WORK TO DO - Count every line in the following entries where the word "ქვეყნის" appears. Give the count alone.

* Start DATA IN THIS EXERCISE *

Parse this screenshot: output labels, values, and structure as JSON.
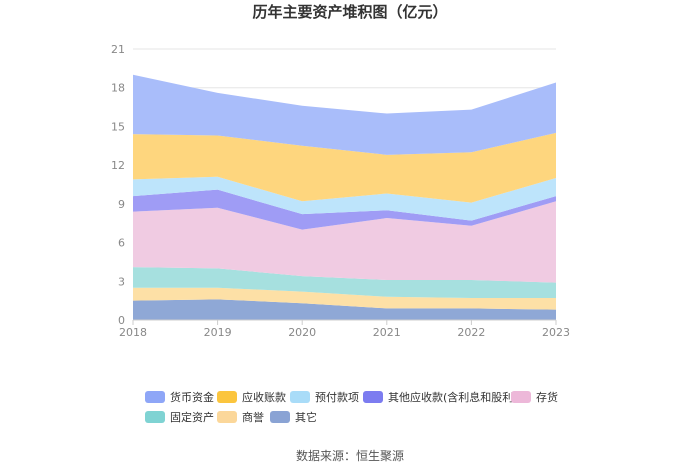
{
  "chart_data": {
    "type": "area",
    "stacked": true,
    "title": "历年主要资产堆积图（亿元）",
    "xlabel": "",
    "ylabel": "",
    "x": [
      "2018",
      "2019",
      "2020",
      "2021",
      "2022",
      "2023"
    ],
    "ylim": [
      0,
      21
    ],
    "yticks": [
      "0",
      "3",
      "6",
      "9",
      "12",
      "15",
      "18",
      "21"
    ],
    "grid": true,
    "legend_position": "bottom",
    "series": [
      {
        "name": "其它",
        "color": "#8fa8d6",
        "values": [
          1.5,
          1.6,
          1.3,
          0.9,
          0.9,
          0.8
        ]
      },
      {
        "name": "商誉",
        "color": "#fde0a6",
        "values": [
          1.0,
          0.9,
          0.9,
          0.9,
          0.8,
          0.9
        ]
      },
      {
        "name": "固定资产",
        "color": "#a6e0df",
        "values": [
          1.6,
          1.5,
          1.2,
          1.3,
          1.4,
          1.2
        ]
      },
      {
        "name": "存货",
        "color": "#f0cbe2",
        "values": [
          4.3,
          4.7,
          3.6,
          4.8,
          4.2,
          6.3
        ]
      },
      {
        "name": "其他应收款(含利息和股利)",
        "color": "#9f9cf5",
        "values": [
          1.2,
          1.4,
          1.2,
          0.6,
          0.4,
          0.4
        ]
      },
      {
        "name": "预付款项",
        "color": "#bde4fb",
        "values": [
          1.3,
          1.0,
          1.0,
          1.3,
          1.4,
          1.4
        ]
      },
      {
        "name": "应收账款",
        "color": "#fed67e",
        "values": [
          3.5,
          3.2,
          4.3,
          3.0,
          3.9,
          3.5
        ]
      },
      {
        "name": "货币资金",
        "color": "#a9bdfa",
        "values": [
          4.6,
          3.3,
          3.1,
          3.2,
          3.3,
          3.9
        ]
      }
    ],
    "legend_order": [
      "货币资金",
      "应收账款",
      "预付款项",
      "其他应收款(含利息和股利)",
      "存货",
      "固定资产",
      "商誉",
      "其它"
    ],
    "legend_colors": {
      "货币资金": "#8ea6f7",
      "应收账款": "#fbc53e",
      "预付款项": "#a9dcf8",
      "其他应收款(含利息和股利)": "#7c7cf0",
      "存货": "#edb8d9",
      "固定资产": "#7fd3d3",
      "商誉": "#fbd79a",
      "其它": "#8aa3d4"
    }
  },
  "source": "数据来源：恒生聚源"
}
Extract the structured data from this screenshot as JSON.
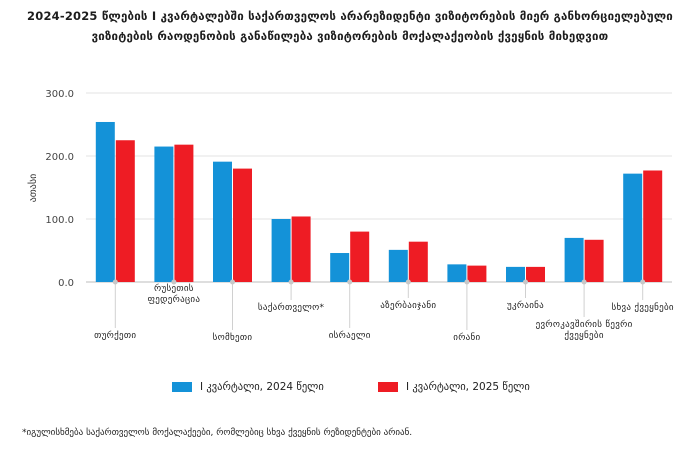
{
  "chart_data": {
    "type": "bar",
    "title": "2024-2025 წლების I კვარტალებში საქართველოს არარეზიდენტი ვიზიტორების მიერ განხორციელებული ვიზიტების რაოდენობის განაწილება ვიზიტორების მოქალაქეობის ქვეყნის მიხედვით",
    "ylabel": "ათასი",
    "ylim": [
      0,
      300
    ],
    "yticks": [
      "0.0",
      "100.0",
      "200.0",
      "300.0"
    ],
    "grid": true,
    "categories": [
      "თურქეთი",
      "რუსეთის ფედერაცია",
      "სომხეთი",
      "საქართველო*",
      "ისრაელი",
      "აზერბაიჯანი",
      "ირანი",
      "უკრაინა",
      "ევროკავშირის წევრი ქვეყნები",
      "სხვა ქვეყნები"
    ],
    "series": [
      {
        "name": "I კვარტალი, 2024 წელი",
        "color": "#1492d8",
        "values": [
          254,
          215,
          191,
          100,
          46,
          51,
          28,
          24,
          70,
          172
        ]
      },
      {
        "name": "I კვარტალი, 2025 წელი",
        "color": "#ee1c24",
        "values": [
          225,
          218,
          180,
          104,
          80,
          64,
          26,
          24,
          67,
          177
        ]
      }
    ],
    "legend_position": "bottom"
  },
  "footnote": "*იგულისხმება საქართველოს მოქალაქეები, რომლებიც სხვა ქვეყნის რეზიდენტები არიან."
}
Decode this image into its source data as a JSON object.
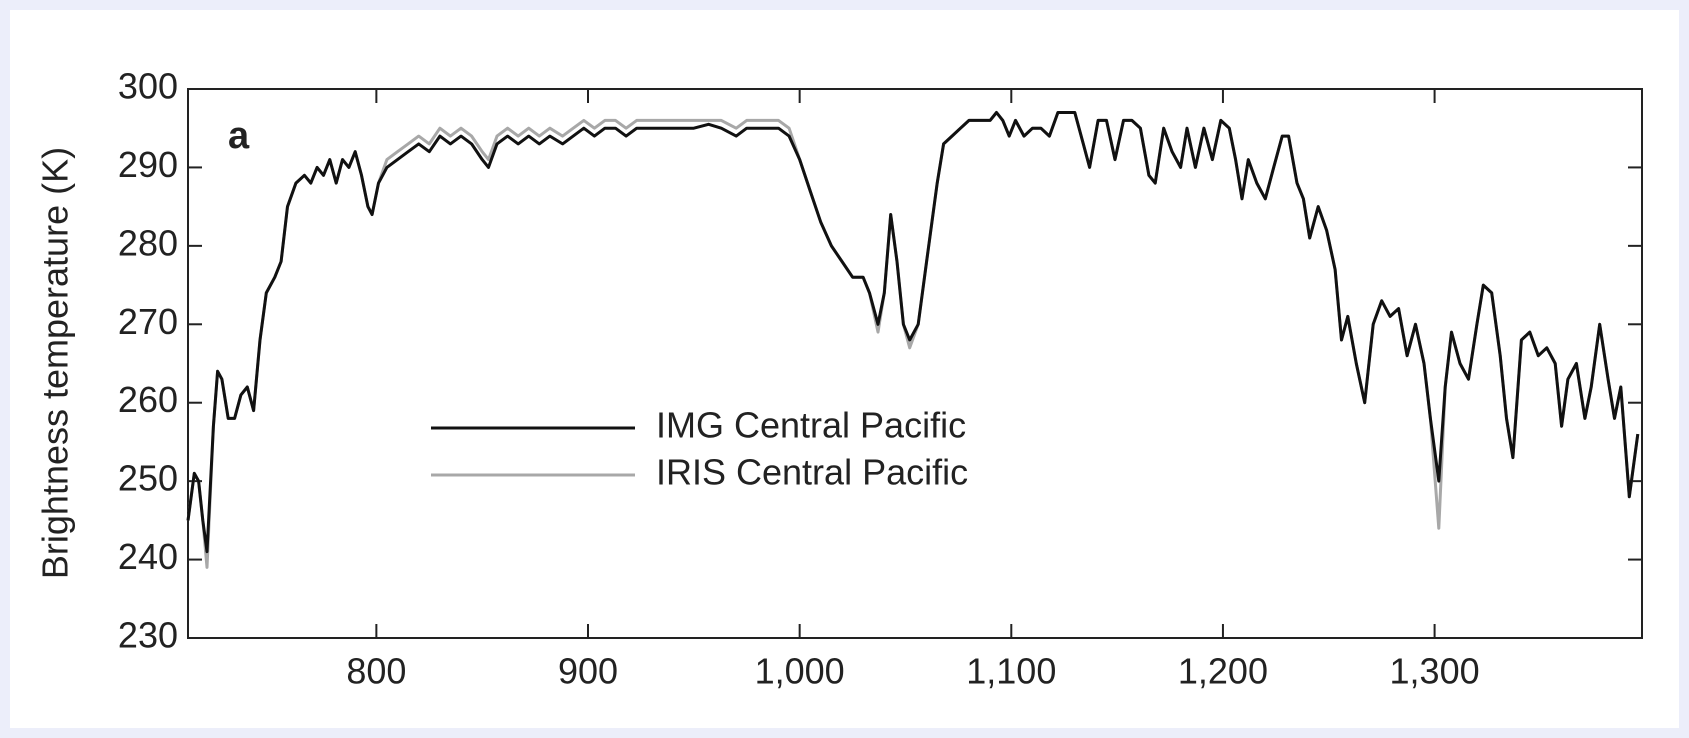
{
  "chart_data": {
    "type": "line",
    "panel_label": "a",
    "y_label": "Brightness temperature (K)",
    "x": [
      711,
      714,
      716,
      718,
      720,
      723,
      725,
      727,
      730,
      733,
      736,
      739,
      742,
      745,
      748,
      752,
      755,
      758,
      762,
      766,
      769,
      772,
      775,
      778,
      781,
      784,
      787,
      790,
      793,
      796,
      798,
      801,
      805,
      810,
      815,
      820,
      825,
      830,
      835,
      840,
      845,
      850,
      853,
      857,
      862,
      867,
      872,
      877,
      882,
      888,
      893,
      898,
      903,
      908,
      913,
      918,
      923,
      930,
      937,
      943,
      950,
      957,
      963,
      970,
      975,
      980,
      990,
      995,
      1000,
      1005,
      1010,
      1015,
      1020,
      1025,
      1030,
      1033,
      1037,
      1040,
      1043,
      1046,
      1049,
      1052,
      1056,
      1060,
      1065,
      1068,
      1072,
      1076,
      1080,
      1085,
      1090,
      1093,
      1096,
      1099,
      1102,
      1106,
      1110,
      1114,
      1118,
      1122,
      1126,
      1130,
      1134,
      1137,
      1141,
      1145,
      1149,
      1153,
      1157,
      1161,
      1165,
      1168,
      1172,
      1176,
      1180,
      1183,
      1187,
      1191,
      1195,
      1199,
      1203,
      1206,
      1209,
      1212,
      1216,
      1220,
      1224,
      1228,
      1231,
      1235,
      1238,
      1241,
      1245,
      1249,
      1253,
      1256,
      1259,
      1263,
      1267,
      1271,
      1275,
      1279,
      1283,
      1287,
      1291,
      1295,
      1298,
      1302,
      1305,
      1308,
      1312,
      1316,
      1320,
      1323,
      1327,
      1331,
      1334,
      1337,
      1341,
      1345,
      1349,
      1353,
      1357,
      1360,
      1363,
      1367,
      1371,
      1374,
      1378,
      1382,
      1385,
      1388,
      1392,
      1396
    ],
    "series": [
      {
        "name": "IRIS Central Pacific",
        "color": "#a8a8a8",
        "values": [
          245,
          251,
          250,
          245,
          239,
          257,
          264,
          263,
          258,
          258,
          261,
          262,
          259,
          268,
          274,
          276,
          278,
          285,
          288,
          289,
          288,
          290,
          289,
          291,
          288,
          291,
          290,
          292,
          289,
          285,
          284,
          288,
          291,
          292,
          293,
          294,
          293,
          295,
          294,
          295,
          294,
          292,
          291,
          294,
          295,
          294,
          295,
          294,
          295,
          294,
          295,
          296,
          295,
          296,
          296,
          295,
          296,
          296,
          296,
          296,
          296,
          296,
          296,
          295,
          296,
          296,
          296,
          295,
          291,
          287,
          283,
          280,
          278,
          276,
          276,
          274,
          269,
          274,
          284,
          278,
          270,
          267,
          270,
          278,
          288,
          293,
          294,
          295,
          296,
          296,
          296,
          297,
          296,
          294,
          296,
          294,
          295,
          295,
          294,
          297,
          297,
          297,
          293,
          290,
          296,
          296,
          291,
          296,
          296,
          295,
          289,
          288,
          295,
          292,
          290,
          295,
          290,
          295,
          291,
          296,
          295,
          291,
          286,
          291,
          288,
          286,
          290,
          294,
          294,
          288,
          286,
          281,
          285,
          282,
          277,
          268,
          271,
          265,
          260,
          270,
          273,
          271,
          272,
          266,
          270,
          265,
          258,
          244,
          262,
          269,
          265,
          263,
          270,
          275,
          274,
          266,
          258,
          253,
          268,
          269,
          266,
          267,
          265,
          257,
          263,
          265,
          258,
          262,
          270,
          263,
          258,
          262,
          248,
          256
        ]
      },
      {
        "name": "IMG Central Pacific",
        "color": "#111111",
        "values": [
          245,
          251,
          250,
          245,
          241,
          257,
          264,
          263,
          258,
          258,
          261,
          262,
          259,
          268,
          274,
          276,
          278,
          285,
          288,
          289,
          288,
          290,
          289,
          291,
          288,
          291,
          290,
          292,
          289,
          285,
          284,
          288,
          290,
          291,
          292,
          293,
          292,
          294,
          293,
          294,
          293,
          291,
          290,
          293,
          294,
          293,
          294,
          293,
          294,
          293,
          294,
          295,
          294,
          295,
          295,
          294,
          295,
          295,
          295,
          295,
          295,
          295.5,
          295,
          294,
          295,
          295,
          295,
          294,
          291,
          287,
          283,
          280,
          278,
          276,
          276,
          274,
          270,
          274,
          284,
          278,
          270,
          268,
          270,
          278,
          288,
          293,
          294,
          295,
          296,
          296,
          296,
          297,
          296,
          294,
          296,
          294,
          295,
          295,
          294,
          297,
          297,
          297,
          293,
          290,
          296,
          296,
          291,
          296,
          296,
          295,
          289,
          288,
          295,
          292,
          290,
          295,
          290,
          295,
          291,
          296,
          295,
          291,
          286,
          291,
          288,
          286,
          290,
          294,
          294,
          288,
          286,
          281,
          285,
          282,
          277,
          268,
          271,
          265,
          260,
          270,
          273,
          271,
          272,
          266,
          270,
          265,
          258,
          250,
          262,
          269,
          265,
          263,
          270,
          275,
          274,
          266,
          258,
          253,
          268,
          269,
          266,
          267,
          265,
          257,
          263,
          265,
          258,
          262,
          270,
          263,
          258,
          262,
          248,
          256
        ]
      }
    ],
    "xlim": [
      711,
      1398
    ],
    "ylim": [
      230,
      300
    ],
    "xticks": [
      800,
      900,
      {
        "value": 1000,
        "label": "1,000"
      },
      {
        "value": 1100,
        "label": "1,100"
      },
      {
        "value": 1200,
        "label": "1,200"
      },
      {
        "value": 1300,
        "label": "1,300"
      }
    ],
    "yticks": [
      230,
      240,
      250,
      260,
      270,
      280,
      290,
      300
    ]
  }
}
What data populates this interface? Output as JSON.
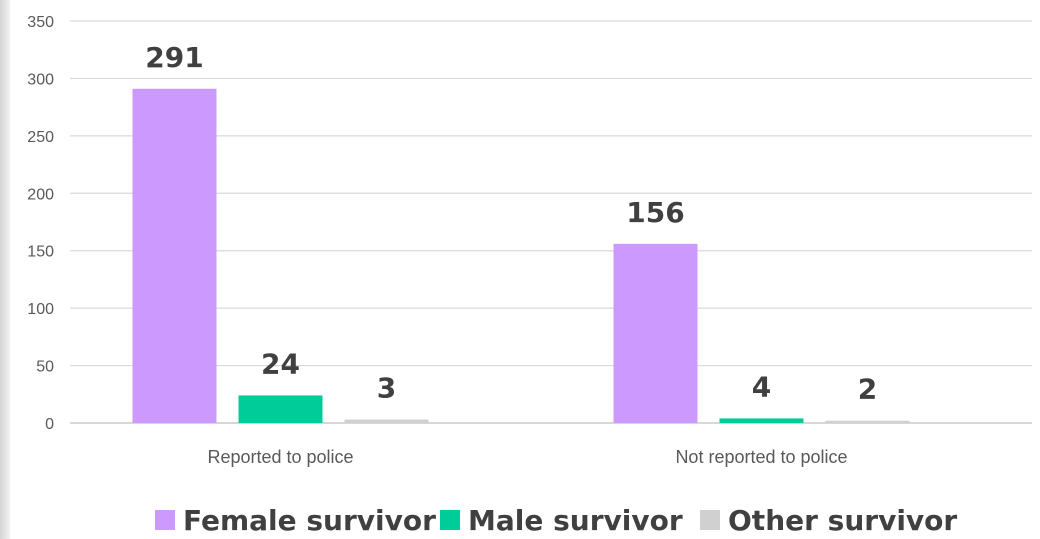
{
  "chart_data": {
    "type": "bar",
    "categories": [
      "Reported to police",
      "Not reported to police"
    ],
    "series": [
      {
        "name": "Female survivor",
        "values": [
          291,
          156
        ],
        "color": "#cc99ff"
      },
      {
        "name": "Male survivor",
        "values": [
          24,
          4
        ],
        "color": "#00cc99"
      },
      {
        "name": "Other survivor",
        "values": [
          3,
          2
        ],
        "color": "#d0d0d0"
      }
    ],
    "y_ticks": [
      "0",
      "50",
      "100",
      "150",
      "200",
      "250",
      "300",
      "350"
    ],
    "ylim": [
      0,
      350
    ],
    "grid": true,
    "legend_position": "bottom",
    "title": "",
    "xlabel": "",
    "ylabel": ""
  }
}
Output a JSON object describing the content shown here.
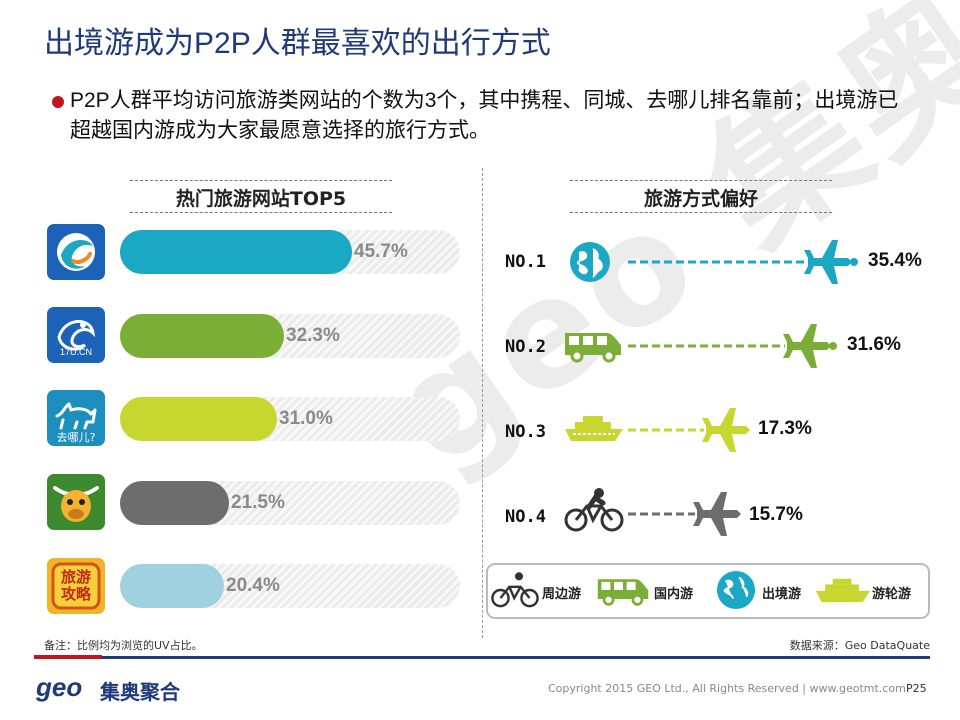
{
  "title": "出境游成为P2P人群最喜欢的出行方式",
  "summary": "P2P人群平均访问旅游类网站的个数为3个，其中携程、同城、去哪儿排名靠前；出境游已超越国内游成为大家最愿意选择的旅行方式。",
  "watermark": "geo 集奥聚合",
  "colors": {
    "title": "#1f3a7a",
    "accent_red": "#c0161f",
    "navy": "#1f3a7a"
  },
  "chart_data": [
    {
      "type": "bar",
      "title": "热门旅游网站TOP5",
      "categories": [
        "携程",
        "同城",
        "去哪儿",
        "途牛",
        "旅游攻略"
      ],
      "values": [
        45.7,
        32.3,
        31.0,
        21.5,
        20.4
      ],
      "value_labels": [
        "45.7%",
        "32.3%",
        "31.0%",
        "21.5%",
        "20.4%"
      ],
      "colors": [
        "#1aa8c4",
        "#7bae36",
        "#c8d630",
        "#6d6d6d",
        "#9fd1e0"
      ],
      "icon_labels": [
        "",
        "17U.CN",
        "去哪儿?",
        "",
        "旅游攻略"
      ],
      "xlim": [
        0,
        67
      ],
      "orientation": "horizontal"
    },
    {
      "type": "bar",
      "title": "旅游方式偏好",
      "ranks": [
        "NO.1",
        "NO.2",
        "NO.3",
        "NO.4"
      ],
      "categories": [
        "出境游",
        "国内游",
        "游轮游",
        "周边游"
      ],
      "values": [
        35.4,
        31.6,
        17.3,
        15.7
      ],
      "value_labels": [
        "35.4%",
        "31.6%",
        "17.3%",
        "15.7%"
      ],
      "colors": [
        "#1aa8c4",
        "#7bae36",
        "#c8d630",
        "#6d6d6d"
      ]
    }
  ],
  "legend": {
    "items": [
      {
        "label": "周边游",
        "icon": "bicycle-icon"
      },
      {
        "label": "国内游",
        "icon": "van-icon"
      },
      {
        "label": "出境游",
        "icon": "globe-icon"
      },
      {
        "label": "游轮游",
        "icon": "ship-icon"
      }
    ]
  },
  "footer": {
    "note": "备注：比例均为浏览的UV占比。",
    "source": "数据来源：Geo DataQuate",
    "logo_text": "geo",
    "logo_cn": "集奥聚合",
    "copyright": "Copyright 2015 GEO Ltd., All Rights Reserved  |  www.geotmt.com",
    "page": "P25"
  }
}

* End DATA IN THIS EXERCISE *

EXPECTED OUTPUT - 2